= WHAT YOU SHOULD DO =
Count the lines below that contain the word "питанием". Give only the number.

= DATASET ENTRIES =
==========

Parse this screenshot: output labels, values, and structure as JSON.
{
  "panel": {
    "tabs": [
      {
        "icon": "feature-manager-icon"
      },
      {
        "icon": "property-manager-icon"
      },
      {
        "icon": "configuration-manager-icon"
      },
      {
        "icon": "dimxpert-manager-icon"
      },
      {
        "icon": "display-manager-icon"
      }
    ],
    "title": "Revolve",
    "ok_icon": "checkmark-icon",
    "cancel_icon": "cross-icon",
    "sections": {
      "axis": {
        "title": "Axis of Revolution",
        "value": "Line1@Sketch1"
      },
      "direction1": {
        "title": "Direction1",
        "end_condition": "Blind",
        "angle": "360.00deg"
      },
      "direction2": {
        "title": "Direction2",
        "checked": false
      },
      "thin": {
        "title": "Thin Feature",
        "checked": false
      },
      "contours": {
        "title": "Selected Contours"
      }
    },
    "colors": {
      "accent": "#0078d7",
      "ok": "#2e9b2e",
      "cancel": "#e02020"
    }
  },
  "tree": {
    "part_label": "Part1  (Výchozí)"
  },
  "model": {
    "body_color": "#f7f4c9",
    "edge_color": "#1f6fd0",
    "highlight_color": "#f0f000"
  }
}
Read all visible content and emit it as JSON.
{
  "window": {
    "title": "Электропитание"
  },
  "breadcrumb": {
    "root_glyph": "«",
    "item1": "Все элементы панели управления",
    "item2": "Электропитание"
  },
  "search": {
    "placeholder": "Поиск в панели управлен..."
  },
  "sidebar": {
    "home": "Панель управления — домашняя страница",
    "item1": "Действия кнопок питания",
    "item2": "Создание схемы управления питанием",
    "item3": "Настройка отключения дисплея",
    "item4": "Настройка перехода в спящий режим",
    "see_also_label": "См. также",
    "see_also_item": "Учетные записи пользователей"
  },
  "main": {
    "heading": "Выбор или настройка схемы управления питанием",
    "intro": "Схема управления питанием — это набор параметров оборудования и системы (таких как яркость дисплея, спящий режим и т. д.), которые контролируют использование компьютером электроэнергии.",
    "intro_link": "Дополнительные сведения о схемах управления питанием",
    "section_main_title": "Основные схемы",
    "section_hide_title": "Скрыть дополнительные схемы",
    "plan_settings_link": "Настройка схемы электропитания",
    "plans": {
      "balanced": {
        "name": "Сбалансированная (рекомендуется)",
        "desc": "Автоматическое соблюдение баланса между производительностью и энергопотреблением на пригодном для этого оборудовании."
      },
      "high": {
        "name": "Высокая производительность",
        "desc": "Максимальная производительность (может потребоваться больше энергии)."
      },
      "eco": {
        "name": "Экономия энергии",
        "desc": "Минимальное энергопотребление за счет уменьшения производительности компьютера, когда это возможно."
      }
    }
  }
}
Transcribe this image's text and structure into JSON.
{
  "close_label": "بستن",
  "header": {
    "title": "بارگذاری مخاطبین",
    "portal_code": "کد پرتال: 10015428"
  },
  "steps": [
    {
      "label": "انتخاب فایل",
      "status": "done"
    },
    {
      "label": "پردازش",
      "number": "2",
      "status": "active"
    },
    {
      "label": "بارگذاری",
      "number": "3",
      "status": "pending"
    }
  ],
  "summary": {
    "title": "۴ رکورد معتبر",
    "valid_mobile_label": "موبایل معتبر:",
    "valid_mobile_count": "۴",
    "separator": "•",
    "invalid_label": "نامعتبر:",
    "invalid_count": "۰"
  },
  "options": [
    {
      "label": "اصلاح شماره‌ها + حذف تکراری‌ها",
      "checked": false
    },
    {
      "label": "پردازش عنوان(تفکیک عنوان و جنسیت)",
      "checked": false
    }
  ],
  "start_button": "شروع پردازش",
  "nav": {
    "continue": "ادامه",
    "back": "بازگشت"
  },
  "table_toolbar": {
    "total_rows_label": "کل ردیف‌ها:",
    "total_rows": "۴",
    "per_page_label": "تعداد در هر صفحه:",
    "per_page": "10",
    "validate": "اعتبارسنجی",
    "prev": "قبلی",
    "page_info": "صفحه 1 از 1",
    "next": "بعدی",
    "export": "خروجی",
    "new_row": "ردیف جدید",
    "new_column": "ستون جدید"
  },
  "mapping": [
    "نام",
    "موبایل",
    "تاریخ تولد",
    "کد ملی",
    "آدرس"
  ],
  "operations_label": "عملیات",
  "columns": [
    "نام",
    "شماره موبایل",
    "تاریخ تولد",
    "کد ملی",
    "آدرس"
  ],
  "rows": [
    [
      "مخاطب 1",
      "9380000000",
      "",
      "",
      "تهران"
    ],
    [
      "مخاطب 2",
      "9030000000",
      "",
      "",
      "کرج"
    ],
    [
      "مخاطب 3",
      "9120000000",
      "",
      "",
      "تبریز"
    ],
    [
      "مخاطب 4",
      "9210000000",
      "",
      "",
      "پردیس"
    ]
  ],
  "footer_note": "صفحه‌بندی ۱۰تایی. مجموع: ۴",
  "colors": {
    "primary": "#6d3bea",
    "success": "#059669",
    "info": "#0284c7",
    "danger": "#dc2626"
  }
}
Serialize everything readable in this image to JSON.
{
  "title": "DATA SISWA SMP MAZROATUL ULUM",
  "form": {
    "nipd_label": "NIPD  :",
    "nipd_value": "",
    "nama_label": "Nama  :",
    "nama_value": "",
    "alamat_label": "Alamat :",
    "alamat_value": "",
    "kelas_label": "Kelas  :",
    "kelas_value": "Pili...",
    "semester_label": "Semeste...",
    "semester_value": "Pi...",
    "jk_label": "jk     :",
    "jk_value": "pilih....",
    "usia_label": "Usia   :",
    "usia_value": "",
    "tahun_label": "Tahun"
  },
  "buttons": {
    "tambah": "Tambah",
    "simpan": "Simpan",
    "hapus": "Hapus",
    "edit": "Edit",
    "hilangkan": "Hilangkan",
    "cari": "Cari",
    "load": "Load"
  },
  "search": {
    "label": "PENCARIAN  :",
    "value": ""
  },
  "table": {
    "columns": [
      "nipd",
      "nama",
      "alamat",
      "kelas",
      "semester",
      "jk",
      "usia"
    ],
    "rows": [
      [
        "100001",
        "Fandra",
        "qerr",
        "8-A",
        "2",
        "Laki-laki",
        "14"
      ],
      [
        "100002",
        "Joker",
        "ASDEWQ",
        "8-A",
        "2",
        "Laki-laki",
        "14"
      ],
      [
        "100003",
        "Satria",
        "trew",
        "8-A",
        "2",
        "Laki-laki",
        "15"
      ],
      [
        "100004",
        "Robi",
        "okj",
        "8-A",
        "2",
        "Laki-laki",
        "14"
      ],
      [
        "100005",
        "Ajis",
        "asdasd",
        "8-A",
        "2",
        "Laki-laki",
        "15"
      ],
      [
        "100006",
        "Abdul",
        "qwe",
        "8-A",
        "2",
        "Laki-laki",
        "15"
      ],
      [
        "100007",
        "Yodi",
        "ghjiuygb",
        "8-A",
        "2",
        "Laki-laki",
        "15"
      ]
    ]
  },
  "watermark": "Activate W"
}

==========

= WRITTEN ANSWER =
4